* RECORDS FOR PROCESSING

## Start

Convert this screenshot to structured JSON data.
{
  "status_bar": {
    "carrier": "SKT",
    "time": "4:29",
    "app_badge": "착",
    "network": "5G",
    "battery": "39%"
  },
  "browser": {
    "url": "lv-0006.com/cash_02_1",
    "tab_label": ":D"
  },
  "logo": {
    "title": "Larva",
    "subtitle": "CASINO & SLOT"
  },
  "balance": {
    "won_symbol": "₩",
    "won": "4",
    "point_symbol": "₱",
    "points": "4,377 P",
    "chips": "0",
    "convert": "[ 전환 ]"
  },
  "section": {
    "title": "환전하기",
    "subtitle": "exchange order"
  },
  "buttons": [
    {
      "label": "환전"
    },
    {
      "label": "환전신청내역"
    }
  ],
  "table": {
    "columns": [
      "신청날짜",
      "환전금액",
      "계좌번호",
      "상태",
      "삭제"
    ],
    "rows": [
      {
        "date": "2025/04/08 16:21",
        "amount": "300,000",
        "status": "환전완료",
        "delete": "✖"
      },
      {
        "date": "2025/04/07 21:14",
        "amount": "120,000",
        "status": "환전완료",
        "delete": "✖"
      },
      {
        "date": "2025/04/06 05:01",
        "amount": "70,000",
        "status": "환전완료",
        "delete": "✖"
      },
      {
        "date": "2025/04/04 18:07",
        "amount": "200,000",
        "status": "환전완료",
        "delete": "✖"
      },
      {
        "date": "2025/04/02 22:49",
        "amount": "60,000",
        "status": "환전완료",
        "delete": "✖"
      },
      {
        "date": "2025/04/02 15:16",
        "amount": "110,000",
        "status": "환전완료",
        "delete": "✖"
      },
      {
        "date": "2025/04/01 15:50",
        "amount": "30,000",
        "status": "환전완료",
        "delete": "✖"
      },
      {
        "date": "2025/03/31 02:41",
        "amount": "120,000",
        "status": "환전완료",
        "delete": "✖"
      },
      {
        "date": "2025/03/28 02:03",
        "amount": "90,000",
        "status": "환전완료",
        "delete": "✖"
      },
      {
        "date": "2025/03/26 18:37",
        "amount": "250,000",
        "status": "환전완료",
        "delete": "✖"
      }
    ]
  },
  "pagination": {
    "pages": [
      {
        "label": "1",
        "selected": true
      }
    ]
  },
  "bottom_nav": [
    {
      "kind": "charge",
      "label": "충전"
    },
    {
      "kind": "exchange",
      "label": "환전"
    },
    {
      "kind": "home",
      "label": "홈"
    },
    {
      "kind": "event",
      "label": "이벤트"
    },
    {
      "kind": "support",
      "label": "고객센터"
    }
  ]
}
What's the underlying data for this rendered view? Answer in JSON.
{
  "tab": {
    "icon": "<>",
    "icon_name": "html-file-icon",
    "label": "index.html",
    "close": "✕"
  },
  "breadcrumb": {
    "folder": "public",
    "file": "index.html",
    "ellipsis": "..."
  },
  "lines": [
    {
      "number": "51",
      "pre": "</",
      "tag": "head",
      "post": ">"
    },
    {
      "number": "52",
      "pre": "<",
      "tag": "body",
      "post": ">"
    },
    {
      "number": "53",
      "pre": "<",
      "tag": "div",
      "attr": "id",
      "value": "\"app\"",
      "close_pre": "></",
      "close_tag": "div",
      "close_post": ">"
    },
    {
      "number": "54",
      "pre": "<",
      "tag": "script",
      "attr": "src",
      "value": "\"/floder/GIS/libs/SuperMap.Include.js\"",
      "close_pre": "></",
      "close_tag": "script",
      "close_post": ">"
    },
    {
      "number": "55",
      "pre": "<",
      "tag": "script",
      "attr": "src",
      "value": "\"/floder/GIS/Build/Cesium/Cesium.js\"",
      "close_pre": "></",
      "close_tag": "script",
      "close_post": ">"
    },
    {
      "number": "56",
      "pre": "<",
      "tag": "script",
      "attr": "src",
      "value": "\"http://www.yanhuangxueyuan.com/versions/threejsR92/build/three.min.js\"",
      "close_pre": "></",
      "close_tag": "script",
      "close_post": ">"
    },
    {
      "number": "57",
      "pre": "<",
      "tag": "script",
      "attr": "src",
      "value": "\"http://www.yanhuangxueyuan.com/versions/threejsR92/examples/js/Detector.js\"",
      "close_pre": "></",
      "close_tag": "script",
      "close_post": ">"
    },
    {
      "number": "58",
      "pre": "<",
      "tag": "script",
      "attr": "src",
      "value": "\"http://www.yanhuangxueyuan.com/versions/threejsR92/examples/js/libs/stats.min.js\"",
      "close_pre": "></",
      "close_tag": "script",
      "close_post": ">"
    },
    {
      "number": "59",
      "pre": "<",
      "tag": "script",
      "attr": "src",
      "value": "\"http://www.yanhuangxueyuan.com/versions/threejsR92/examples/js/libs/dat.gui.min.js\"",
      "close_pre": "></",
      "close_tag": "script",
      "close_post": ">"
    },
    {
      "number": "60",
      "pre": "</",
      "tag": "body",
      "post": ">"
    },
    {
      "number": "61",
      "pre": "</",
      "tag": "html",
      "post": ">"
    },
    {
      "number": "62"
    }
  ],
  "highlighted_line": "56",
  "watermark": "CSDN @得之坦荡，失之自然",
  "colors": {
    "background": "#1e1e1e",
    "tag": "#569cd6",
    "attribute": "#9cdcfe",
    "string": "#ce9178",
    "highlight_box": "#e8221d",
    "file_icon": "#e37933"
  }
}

## End

* TASK BRIEF
State how many lines of the entries above include the word "libs", offering no text other than the number.

* WRITTEN RESPONSE
3